Return the listing below word for word.

▸ **Input records**
-- BEGIN --

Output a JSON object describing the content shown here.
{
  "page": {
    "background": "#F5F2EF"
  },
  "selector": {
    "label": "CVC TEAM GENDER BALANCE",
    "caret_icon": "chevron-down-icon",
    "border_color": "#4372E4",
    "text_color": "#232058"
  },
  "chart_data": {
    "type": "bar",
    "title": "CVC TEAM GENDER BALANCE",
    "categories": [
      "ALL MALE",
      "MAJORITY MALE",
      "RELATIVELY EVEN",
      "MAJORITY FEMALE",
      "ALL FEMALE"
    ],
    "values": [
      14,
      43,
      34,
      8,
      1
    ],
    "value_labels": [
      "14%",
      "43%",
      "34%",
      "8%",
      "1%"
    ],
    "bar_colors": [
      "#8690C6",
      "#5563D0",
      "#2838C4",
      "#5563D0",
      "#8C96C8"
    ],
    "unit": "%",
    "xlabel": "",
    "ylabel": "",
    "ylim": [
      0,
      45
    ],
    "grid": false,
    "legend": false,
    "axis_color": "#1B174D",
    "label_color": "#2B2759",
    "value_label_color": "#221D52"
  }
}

-- END --

▸ **Written response**
Output a JSON object describing the content shown here.
{
  "page": {
    "background": "#F5F2EF"
  },
  "selector": {
    "label": "CVC TEAM GENDER BALANCE",
    "caret_icon": "chevron-down-icon",
    "border_color": "#4372E4",
    "text_color": "#232058"
  },
  "chart_data": {
    "type": "bar",
    "title": "CVC TEAM GENDER BALANCE",
    "categories": [
      "ALL MALE",
      "MAJORITY MALE",
      "RELATIVELY EVEN",
      "MAJORITY FEMALE",
      "ALL FEMALE"
    ],
    "values": [
      14,
      43,
      34,
      8,
      1
    ],
    "value_labels": [
      "14%",
      "43%",
      "34%",
      "8%",
      "1%"
    ],
    "bar_colors": [
      "#8690C6",
      "#5563D0",
      "#2838C4",
      "#5563D0",
      "#8C96C8"
    ],
    "unit": "%",
    "xlabel": "",
    "ylabel": "",
    "ylim": [
      0,
      45
    ],
    "grid": false,
    "legend": false,
    "axis_color": "#1B174D",
    "label_color": "#2B2759",
    "value_label_color": "#221D52"
  }
}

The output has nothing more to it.